=== Data for this exercise ===
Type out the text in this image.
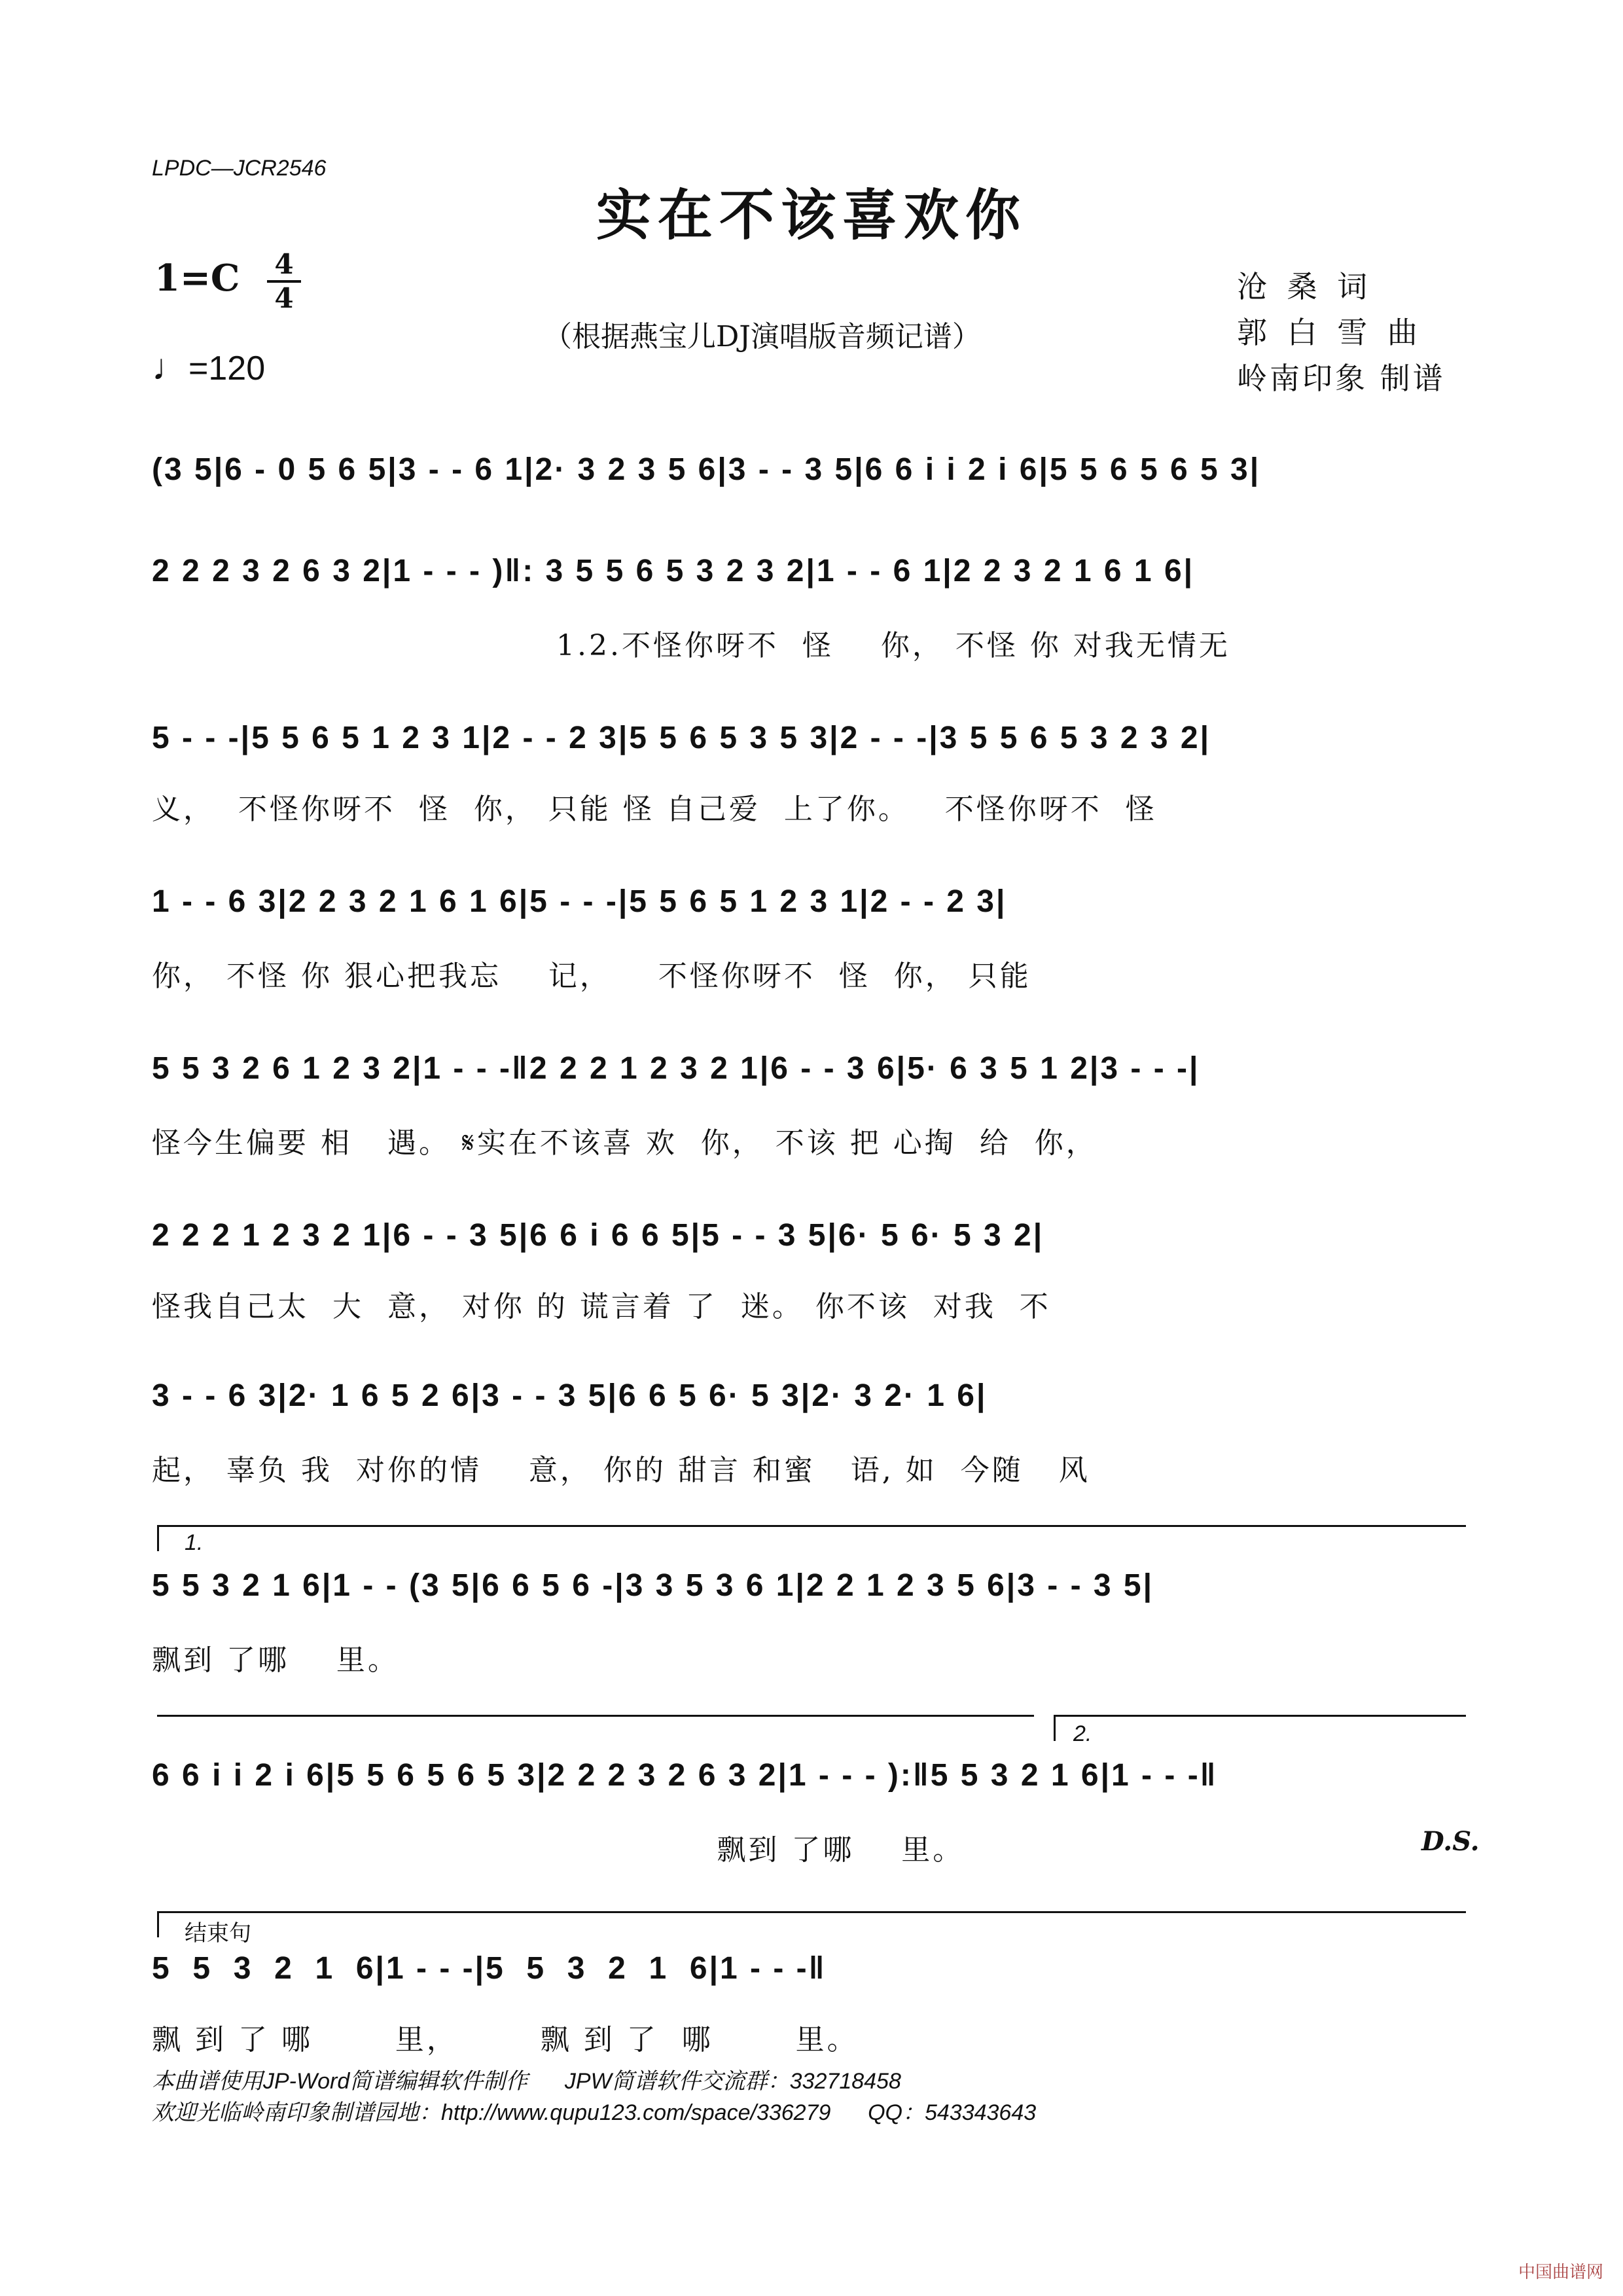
LPDC—JCR2546
实在不该喜欢你
1=C 4
4
♩=120
（根据燕宝儿DJ演唱版音频记谱）
沧 桑 词
郭 白 雪 曲
岭南印象 制谱
(3 5|6 - 0 5 6 5|3 - - 6 1|2· 3 2 3 5 6|3 - - 3 5|6 6 i i 2 i 6|5 5 6 5 6 5 3|
2 2 2 3 2 6 3 2|1 - - - )‖: 3 5 5 6 5 3 2 3 2|1 - - 6 1|2 2 3 2 1 6 1 6|
1.2.不怪你呀不  怪    你， 不怪 你 对我无情无
5 - - -|5 5 6 5 1 2 3 1|2 - - 2 3|5 5 6 5 3 5 3|2 - - -|3 5 5 6 5 3 2 3 2|
义，  不怪你呀不  怪  你， 只能 怪 自己爱  上了你。   不怪你呀不  怪
1 - - 6 3|2 2 3 2 1 6 1 6|5 - - -|5 5 6 5 1 2 3 1|2 - - 2 3|
你， 不怪 你 狠心把我忘    记，    不怪你呀不  怪  你， 只能
5 5 3 2 6 1 2 3 2|1 - - -‖2 2 2 1 2 3 2 1|6 - - 3 6|5· 6 3 5 1 2|3 - - -|
怪今生偏要 相   遇。 𝄋实在不该喜 欢  你， 不该 把 心掏  给  你，
2 2 2 1 2 3 2 1|6 - - 3 5|6 6 i 6 6 5|5 - - 3 5|6· 5 6· 5 3 2|
怪我自己太  大  意， 对你 的 谎言着 了  迷。 你不该  对我  不
3 - - 6 3|2· 1 6 5 2 6|3 - - 3 5|6 6 5 6· 5 3|2· 3 2· 1 6|
起， 辜负 我  对你的情    意， 你的 甜言 和蜜   语, 如  今随   风
1.
5 5 3 2 1 6|1 - - (3 5|6 6 5 6 -|3 3 5 3 6 1|2 2 1 2 3 5 6|3 - - 3 5|
飘到 了哪    里。
2.
6 6 i i 2 i 6|5 5 6 5 6 5 3|2 2 2 3 2 6 3 2|1 - - - ):‖5 5 3 2 1 6|1 - - -‖
飘到 了哪    里。	D.S.
结束句
5  5  3  2  1  6|1 - - -|5  5  3  2  1  6|1 - - -‖
飘 到 了 哪       里，       飘 到 了  哪       里。
本曲谱使用JP-Word简谱编辑软件制作      JPW简谱软件交流群：332718458
欢迎光临岭南印象制谱园地：http://www.qupu123.com/space/336279      QQ：543343643
中国曲谱网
===
What to produce =
Copy every line above that holds the word "不怪你呀不".

Task answer =
1.2.不怪你呀不  怪    你， 不怪 你 对我无情无
义，  不怪你呀不  怪  你， 只能 怪 自己爱  上了你。   不怪你呀不  怪
你， 不怪 你 狠心把我忘    记，    不怪你呀不  怪  你， 只能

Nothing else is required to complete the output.